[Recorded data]
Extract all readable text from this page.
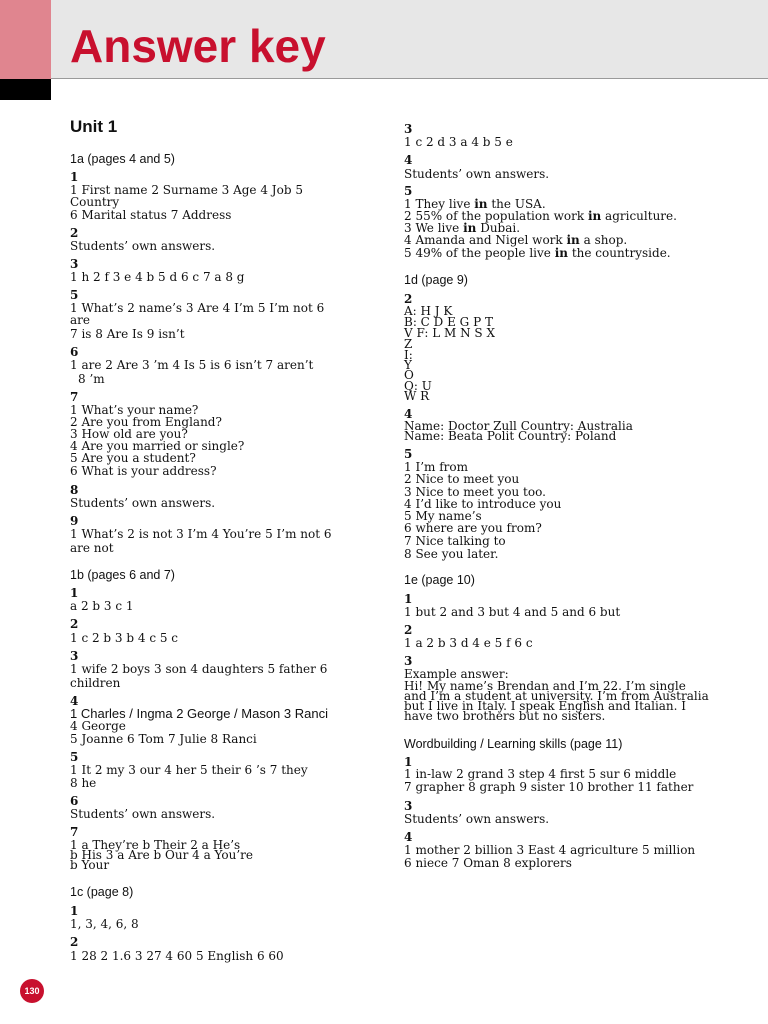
Answer key
Unit 1
1a (pages 4 and 5)
1
1 First name 2 Surname 3 Age 4 Job 5
Country
6 Marital status 7 Address
2
Students’ own answers.
3
1 h 2 f 3 e 4 b 5 d 6 c 7 a 8 g
5
1 What’s 2 name’s 3 Are 4 I’m 5 I’m not 6
are
7 is 8 Are Is 9 isn’t
6
1 are 2 Are 3 ’m 4 Is 5 is 6 isn’t 7 aren’t
8 ’m
7
1 What’s your name?
2 Are you from England?
3 How old are you?
4 Are you married or single?
5 Are you a student?
6 What is your address?
8
Students’ own answers.
9
1 What’s 2 is not 3 I’m 4 You’re 5 I’m not 6
are not
1b (pages 6 and 7)
1
a 2 b 3 c 1
2
1 c 2 b 3 b 4 c 5 c
3
1 wife 2 boys 3 son 4 daughters 5 father 6
children
4
1 Charles / Ingma 2 George / Mason 3 Ranci
4 George
5 Joanne 6 Tom 7 Julie 8 Ranci
5
1 It 2 my 3 our 4 her 5 their 6 ’s 7 they
8 he
6
Students’ own answers.
7
1 a They’re b Their 2 a He’s
b His 3 a Are b Our 4 a You’re
b Your
1c (page 8)
1
1, 3, 4, 6, 8
2
1 28 2 1.6 3 27 4 60 5 English 6 60
3
1 c 2 d 3 a 4 b 5 e
4
Students’ own answers.
5
1 They live in the USA.
2 55% of the population work in agriculture.
3 We live in Dubai.
4 Amanda and Nigel work in a shop.
5 49% of the people live in the countryside.
1d (page 9)
2
A: H J K
B: C D E G P T
V F: L M N S X
Z
I:
Y
O
Q: U
W R
4
Name: Doctor Zull Country: Australia
Name: Beata Polit Country: Poland
5
1 I’m from
2 Nice to meet you
3 Nice to meet you too.
4 I’d like to introduce you
5 My name’s
6 where are you from?
7 Nice talking to
8 See you later.
1e (page 10)
1
1 but 2 and 3 but 4 and 5 and 6 but
2
1 a 2 b 3 d 4 e 5 f 6 c
3
Example answer:
Hi! My name’s Brendan and I’m 22. I’m single
and I’m a student at university. I’m from Australia
but I live in Italy. I speak English and Italian. I
have two brothers but no sisters.
Wordbuilding / Learning skills (page 11)
1
1 in-law 2 grand 3 step 4 first 5 sur 6 middle
7 grapher 8 graph 9 sister 10 brother 11 father
3
Students’ own answers.
4
1 mother 2 billion 3 East 4 agriculture 5 million
6 niece 7 Oman 8 explorers
130
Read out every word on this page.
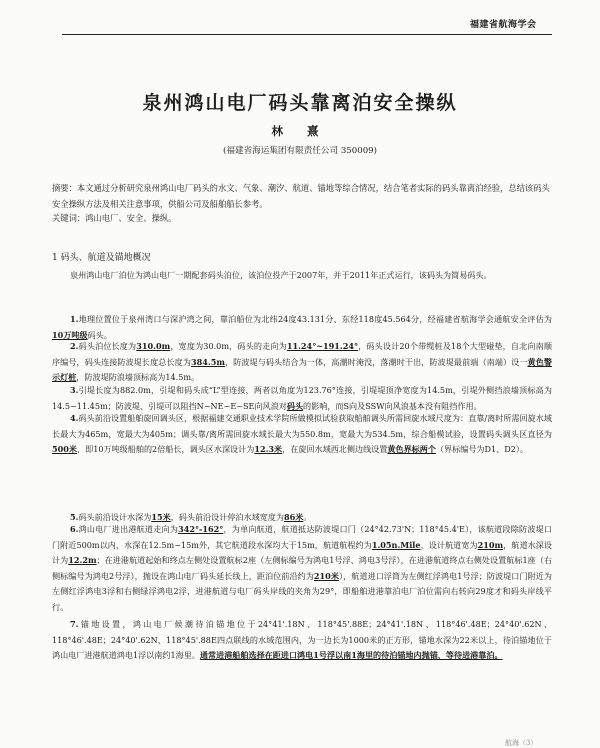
福建省航海学会
泉州鸿山电厂码头靠离泊安全操纵
林 熹
(福建省海运集团有限责任公司 350009)
摘要：本文通过分析研究泉州鸿山电厂码头的水文、气象、潮汐、航道、锚地等综合情况，结合笔者实际的码头靠离泊经验，总结该码头安全操纵方法及相关注意事项，供船公司及船舶船长参考。
关键词：鸿山电厂、安全、操纵。
1 码头、航道及锚地概况
泉州鸿山电厂泊位为鸿山电厂一期配套码头泊位，该泊位投产于2007年，并于2011年正式运行，该码头为简易码头。
1.地理位置位于泉州湾口与深沪湾之间，靠泊船位为北纬24度43.131分、东经118度45.564分，经福建省航海学会通航安全评估为10万吨级码头。
2.码头泊位长度为310.0m，宽度为30.0m，码头的走向为11.24°~191.24°，码头设计20个带缆桩及18个大型碰垫，自北向南顺序编号，码头连接防波堤长度总长度为384.5m，防波堤与码头结合为一体，高潮时淹没，落潮时干出，防波堤最前端（南端）设一黄色警示灯桩，防波堤防浪墙顶标高为14.5m。
3.引堤长度为882.0m，引堤和码头成“L”型连接，两者以角度为123.76°连接，引堤堤顶净宽度为14.5m，引堤外侧挡浪墙顶标高为14.5~11.45m；防波堤、引堤可以阻挡N~NE~E~SE向风浪对码头的影响，而S向及SSW向风浪基本没有阻挡作用。
4.码头前沿设置船舶旋回调头区，根据福建交通职业技术学院所做模拟试验获取船舶调头所需回旋水域尺度为：直靠/离时所需回旋水域长最大为465m，宽最大为405m；调头靠/离所需回旋水域长最大为550.8m，宽最大为534.5m，综合船模试验，设置码头调头区直径为500米，即10万吨级船舶的2倍船长，调头区水深设计为12.3米，在旋回水域西北侧边线设置黄色界标两个（界标编号为D1、D2）。
5.码头前沿设计水深为15米，码头前沿设计停泊水域宽度为86米。
6.鸿山电厂进出港航道走向为342°-162°，为单向航道，航道抵达防波堤口门（24°42.73'N；118°45.4'E），该航道段除防波堤口门附近500m以内，水深在12.5m~15m外，其它航道段水深均大于15m，航道航程约为1.05n.Mile，设计航道宽为210m，航道水深设计为12.2m；在进港航道起始和终点左侧处设置航标2座（左侧标编号为鸿电1号浮、鸿电3号浮），在进港航道终点右侧处设置航标1座（右侧标编号为鸿电2号浮），抛设在鸿山电厂码头延长线上，距泊位前沿约为210米），航道进口浮筒为左侧红浮鸿电1号浮；防波堤口门附近为左侧红浮鸿电3浮和右侧绿浮鸿电2浮，进港航道与电厂码头岸线的夹角为29°，即船舶进港靠泊电厂泊位需向右转向29度才和码头岸线平行。
7.锚地设置，鸿山电厂候潮待泊锚地位于24°41'.18N、118°45'.88E；24°41'.18N、118°46'.48E；24°40'.62N、118°46'.48E；24°40'.62N、118°45'.88E四点联线的水域范围内，为一边长为1000米的正方形，锚地水深为22米以上，待泊锚地位于鸿山电厂进港航道鸿电1浮以南约1海里。通常进港船舶选择在距进口鸿电1号浮以南1海里的待泊锚地内抛锚，等待进港靠泊。
航海（3）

* [Objective] Where a line above contains the string "What", copy that line.

* [Response for this exercise]
1 What’s 2 name’s 3 Are 4 I’m 5 I’m not 6
1 What’s your name?
6 What is your address?
1 What’s 2 is not 3 I’m 4 You’re 5 I’m not 6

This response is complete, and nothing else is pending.